▸ What you need to do:
Locate each line in the records containing "this". Copy it.
— begin Dataset —
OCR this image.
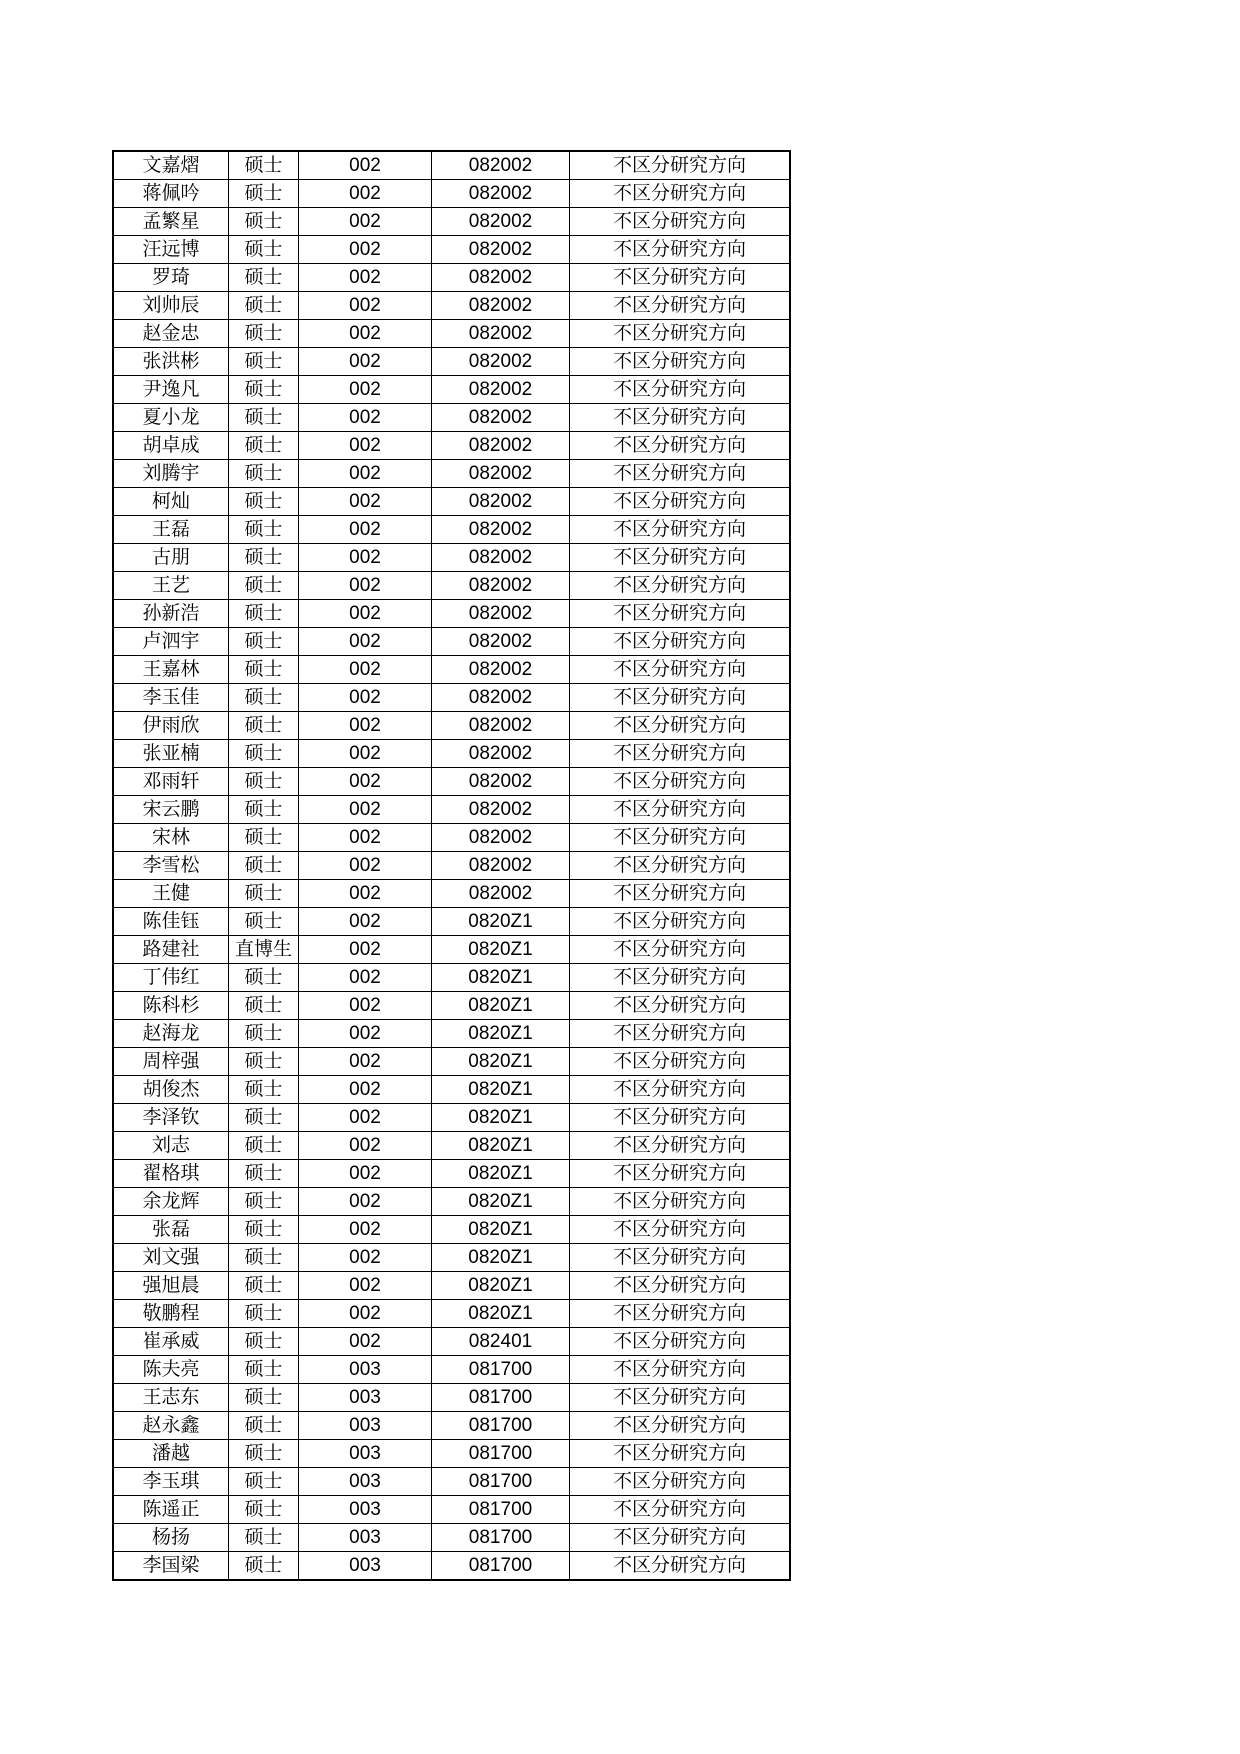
文嘉熠	硕士	002	082002	不区分研究方向
蒋佩吟	硕士	002	082002	不区分研究方向
孟繁星	硕士	002	082002	不区分研究方向
汪远博	硕士	002	082002	不区分研究方向
罗琦	硕士	002	082002	不区分研究方向
刘帅辰	硕士	002	082002	不区分研究方向
赵金忠	硕士	002	082002	不区分研究方向
张洪彬	硕士	002	082002	不区分研究方向
尹逸凡	硕士	002	082002	不区分研究方向
夏小龙	硕士	002	082002	不区分研究方向
胡卓成	硕士	002	082002	不区分研究方向
刘腾宇	硕士	002	082002	不区分研究方向
柯灿	硕士	002	082002	不区分研究方向
王磊	硕士	002	082002	不区分研究方向
古朋	硕士	002	082002	不区分研究方向
王艺	硕士	002	082002	不区分研究方向
孙新浩	硕士	002	082002	不区分研究方向
卢泗宇	硕士	002	082002	不区分研究方向
王嘉林	硕士	002	082002	不区分研究方向
李玉佳	硕士	002	082002	不区分研究方向
伊雨欣	硕士	002	082002	不区分研究方向
张亚楠	硕士	002	082002	不区分研究方向
邓雨轩	硕士	002	082002	不区分研究方向
宋云鹏	硕士	002	082002	不区分研究方向
宋林	硕士	002	082002	不区分研究方向
李雪松	硕士	002	082002	不区分研究方向
王健	硕士	002	082002	不区分研究方向
陈佳钰	硕士	002	0820Z1	不区分研究方向
路建社	直博生	002	0820Z1	不区分研究方向
丁伟红	硕士	002	0820Z1	不区分研究方向
陈科杉	硕士	002	0820Z1	不区分研究方向
赵海龙	硕士	002	0820Z1	不区分研究方向
周梓强	硕士	002	0820Z1	不区分研究方向
胡俊杰	硕士	002	0820Z1	不区分研究方向
李泽钦	硕士	002	0820Z1	不区分研究方向
刘志	硕士	002	0820Z1	不区分研究方向
翟格琪	硕士	002	0820Z1	不区分研究方向
余龙辉	硕士	002	0820Z1	不区分研究方向
张磊	硕士	002	0820Z1	不区分研究方向
刘文强	硕士	002	0820Z1	不区分研究方向
强旭晨	硕士	002	0820Z1	不区分研究方向
敬鹏程	硕士	002	0820Z1	不区分研究方向
崔承威	硕士	002	082401	不区分研究方向
陈夫亮	硕士	003	081700	不区分研究方向
王志东	硕士	003	081700	不区分研究方向
赵永鑫	硕士	003	081700	不区分研究方向
潘越	硕士	003	081700	不区分研究方向
李玉琪	硕士	003	081700	不区分研究方向
陈遥正	硕士	003	081700	不区分研究方向
杨扬	硕士	003	081700	不区分研究方向
李国梁	硕士	003	081700	不区分研究方向
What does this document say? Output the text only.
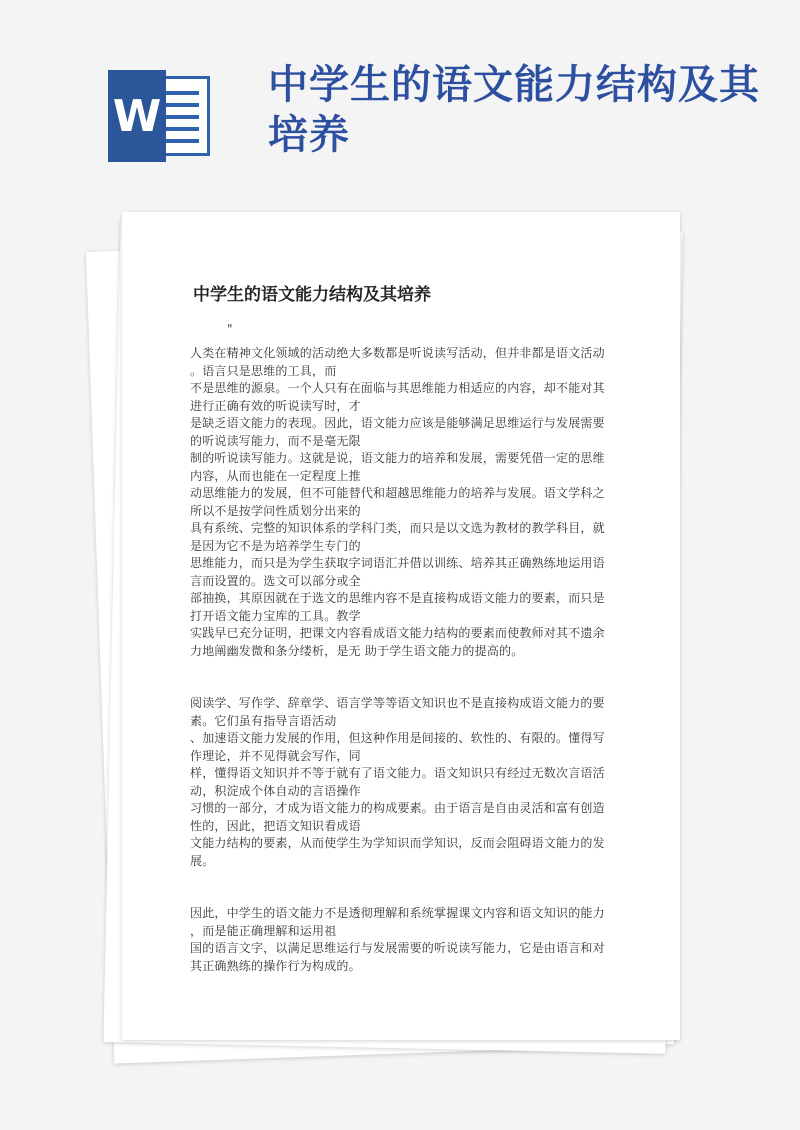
W
中学生的语文能力结构及其培养
中学生的语文能力结构及其培养
"

人类在精神文化领域的活动绝大多数都是听说读写活动，但并非都是语文活动
。语言只是思维的工具，而
不是思维的源泉。一个人只有在面临与其思维能力相适应的内容，却不能对其
进行正确有效的听说读写时，才
是缺乏语文能力的表现。因此，语文能力应该是能够满足思维运行与发展需要
的听说读写能力，而不是毫无限
制的听说读写能力。这就是说，语文能力的培养和发展，需要凭借一定的思维
内容，从而也能在一定程度上推
动思维能力的发展，但不可能替代和超越思维能力的培养与发展。语文学科之
所以不是按学问性质划分出来的
具有系统、完整的知识体系的学科门类，而只是以文选为教材的教学科目，就
是因为它不是为培养学生专门的
思维能力，而只是为学生获取字词语汇并借以训练、培养其正确熟练地运用语
言而设置的。选文可以部分或全
部抽换，其原因就在于选文的思维内容不是直接构成语文能力的要素，而只是
打开语文能力宝库的工具。教学
实践早已充分证明，把课文内容看成语文能力结构的要素而使教师对其不遗余
力地阐幽发微和条分缕析，是无 助于学生语文能力的提高的。

阅读学、写作学、辞章学、语言学等等语文知识也不是直接构成语文能力的要
素。它们虽有指导言语活动
、加速语文能力发展的作用，但这种作用是间接的、软性的、有限的。懂得写
作理论，并不见得就会写作，同
样，懂得语文知识并不等于就有了语文能力。语文知识只有经过无数次言语活
动，积淀成个体自动的言语操作
习惯的一部分，才成为语文能力的构成要素。由于语言是自由灵活和富有创造
性的，因此，把语文知识看成语
文能力结构的要素，从而使学生为学知识而学知识，反而会阻碍语文能力的发
展。

因此，中学生的语文能力不是透彻理解和系统掌握课文内容和语文知识的能力
，而是能正确理解和运用祖
国的语言文字，以满足思维运行与发展需要的听说读写能力，它是由语言和对
其正确熟练的操作行为构成的。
— end Dataset —
▸ Task result:
OCR this image.
What does this document say? Output the text only.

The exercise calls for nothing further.